> _TEXTO FORNECIDO_
+ + + + + + +

''Estamos à espera da próxima colheita para pagarmos as dívidas da safra passada'', desabafa o agricultor Revimar Peres, de Marilândia do Sul (34 km ao sul de Apucarana). As dívidas de Peres são decorrentes do último calote dado por duas empresas de São Paulo (SP) que levaram a produção de tomates e vagens colhidas entre dezembro e janeiro passados. Somando os calotes que já sofreu, Peres calcula prejuízo de R$ 150 mil nos últimos cinco anos.
O calote, de acordo com o engenheiro agrônomo Romeu Suzuki, da Emater, é um dos principais problemas dos horticultores daquela região. A situação tem se agravado nos últimos anos e casos como o da família Peres têm sido cada vez mais frequentes.
Suzuki presume que mais de 500 produtores de cidades da região (Marilândia, Mauá da Serra, Califórnia e Faxinal) foram lesados na comercialização da produção da última safra. Ele também não sabe o valor total do calote, mas estima que esteja próximo a R$ 1 milhão. ''A assitência oficial tem estrutura para ensinar a produzir melhor, com qualidade, mas não ensina a vender'', admite.
Apesar de haver grandes áreas de soja, trigo e milho, as pequenas propriedades ainda predominam 1.190 propriedades de até 12 ha. A horticultura ocupa 10% dos 30 mil hectares (ha) de área agricultável de Marilândia do Sul e, segundo o prefeito Jaime Rossi (PMDB), representa 8% do Produto Interno Bruto (PIB). Além da contribuição nos valores do Fundo de Participação dos Municípios, a cultura é responsável por uma boa parcela dos empregos gerados no município. ''Cada três hectares de horta ocupa pelo menos 20 pessoas'', estima.
Mas a paisagem de canteiros de cenoura e repolho não integram apenas o panorama da zona rural. Estimulados pelo clima e solo apropriados, as hortas se espalham por terrenos urbanos e fundos de vale. ''Qualquer pedaço de terra serve para renda'', destaca Suzuki.

+ + + + + + +

> _LISTA DE TAREFAS_
1. De acordo com o texto sobre os calotes sofridos pelos horticultores, qual é o prejuízo que Revimar Peres calcula ter tido nos últimos cinco anos?
2. Relacione todas as culturas agrícolas mencionadas no texto sobre os calotes sofridos pelos horticultores.
3. Prossiga com a redação do texto sobre os calotes sofridos pelos horticultores, a partir da última frase apresentada.

> _MATERIAL FORNECIDO_
+ + + + + + +

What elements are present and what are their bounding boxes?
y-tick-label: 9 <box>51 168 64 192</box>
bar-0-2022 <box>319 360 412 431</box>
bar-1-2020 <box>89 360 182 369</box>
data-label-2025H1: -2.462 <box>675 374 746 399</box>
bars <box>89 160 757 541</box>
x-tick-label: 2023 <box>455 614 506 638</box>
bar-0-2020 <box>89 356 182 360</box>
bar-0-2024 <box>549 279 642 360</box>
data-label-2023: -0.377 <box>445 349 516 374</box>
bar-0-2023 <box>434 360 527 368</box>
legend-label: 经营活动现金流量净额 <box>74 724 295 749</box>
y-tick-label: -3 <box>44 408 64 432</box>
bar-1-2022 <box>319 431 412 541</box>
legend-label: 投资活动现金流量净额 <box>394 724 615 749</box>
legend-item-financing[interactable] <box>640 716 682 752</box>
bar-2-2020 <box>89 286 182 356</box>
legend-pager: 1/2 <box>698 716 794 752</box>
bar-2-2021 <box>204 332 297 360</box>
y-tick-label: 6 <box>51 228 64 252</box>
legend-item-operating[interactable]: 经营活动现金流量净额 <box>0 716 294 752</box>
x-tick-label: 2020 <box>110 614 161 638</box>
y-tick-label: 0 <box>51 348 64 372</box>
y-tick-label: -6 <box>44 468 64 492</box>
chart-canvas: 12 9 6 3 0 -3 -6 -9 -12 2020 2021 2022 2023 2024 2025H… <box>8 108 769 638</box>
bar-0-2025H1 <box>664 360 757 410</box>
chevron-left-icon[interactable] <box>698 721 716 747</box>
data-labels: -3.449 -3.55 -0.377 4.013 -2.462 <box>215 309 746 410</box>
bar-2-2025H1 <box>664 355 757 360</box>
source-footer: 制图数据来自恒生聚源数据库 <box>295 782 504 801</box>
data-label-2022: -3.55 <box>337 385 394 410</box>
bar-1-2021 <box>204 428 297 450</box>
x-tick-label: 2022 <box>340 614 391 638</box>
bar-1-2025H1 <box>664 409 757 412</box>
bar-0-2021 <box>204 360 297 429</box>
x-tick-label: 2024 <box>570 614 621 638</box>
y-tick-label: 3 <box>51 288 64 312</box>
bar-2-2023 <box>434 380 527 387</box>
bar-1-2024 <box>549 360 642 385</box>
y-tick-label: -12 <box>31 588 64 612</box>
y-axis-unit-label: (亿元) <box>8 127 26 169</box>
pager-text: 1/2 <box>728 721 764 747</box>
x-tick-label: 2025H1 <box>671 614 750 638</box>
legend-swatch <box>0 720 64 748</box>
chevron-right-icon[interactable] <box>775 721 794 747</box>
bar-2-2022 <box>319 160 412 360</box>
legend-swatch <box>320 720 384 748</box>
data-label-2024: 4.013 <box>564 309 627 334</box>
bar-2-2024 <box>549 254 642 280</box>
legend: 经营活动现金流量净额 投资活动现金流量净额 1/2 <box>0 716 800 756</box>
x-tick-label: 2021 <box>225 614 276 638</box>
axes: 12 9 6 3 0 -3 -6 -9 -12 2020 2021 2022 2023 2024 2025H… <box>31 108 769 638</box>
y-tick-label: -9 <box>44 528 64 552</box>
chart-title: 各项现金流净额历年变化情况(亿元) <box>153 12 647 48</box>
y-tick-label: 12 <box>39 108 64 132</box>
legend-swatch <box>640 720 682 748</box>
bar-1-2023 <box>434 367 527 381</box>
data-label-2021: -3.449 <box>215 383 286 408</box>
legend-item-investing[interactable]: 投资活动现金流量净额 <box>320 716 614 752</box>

+ + + + + + +

> _LISTA DE RESPOSTAS_
1. R$ 150 mil.

2. Tomate, vagem, soja, trigo, milho, cenoura e repolho.

3.
Entre os principais produtos estão a cenoura, tomate, repolho, couve-flor, pimentão, acelga, beterraba, pepino, cebola e cheiro verde. O destaque é a produção de cenoura. O técnico da Emater diz que ela é a plantada em 2,5 mil hectares. A produção no verão é de 1.200 caixas de 25 quilos/ha. No inverno a produtividade dobra e chega a 2.500 caixas. O plantio escalonado garante colheita todos os meses.
O prefeito Jaime Rossi não esconde a preocupação com os sucessivos calotes sofridos pelos produtores. ''O calote descapitaliza e desestimula o horticultor além de diminuir a produção''. Suzuki conta que muitos produtores perderam as propriedades por não terem como saldar as dívidas do plantio. Há empresas de insumos da cidade cobrando até 9% de juros por mês.
Tanto o prefeito como o técnico insistem que a organização dos produtores ainda é a melhor alternativa para minimizar os riscos do calote. Há 10 anos foi criada uma associação de produtores que contribuiu muito na melhoria da qualidade da produção e na conscientização dos produtores com a padronização dos produtos. Apesar do sucesso, a associação está parada há dois anos. No ano passado, Rossi incentivou a criação de uma cooperativa, a Cooperativa dos Olericultores e Fruticultores de Marilândia do Sul (Horticoop), que entrou em funcionamento em dezembro de 2002. ''A cooperativa pode dar mais condições de venda e garantias legais de recebimento'', prevê.
Suzuki entretanto diz que o calote provoca um ''efeito dominó'', afetando mais pessoas ligadas a cadeia produtiva. Como a cooperativa que já está enfrentando dificuldades para receber as primeiras vendas efetuadas. O pagamento da produção entregue pelos 32 associados está com 60 dias de atraso. As duas empresas compradoras, uma de São Paulo e outra de Santa Catarina, tiveram as duplicatas protestadas e estão negociando com a direção da entidade o parcelamento da dívida. ''Estamos lutando para não desanimar os associados'', confessa o presidente Augusto Martinelli.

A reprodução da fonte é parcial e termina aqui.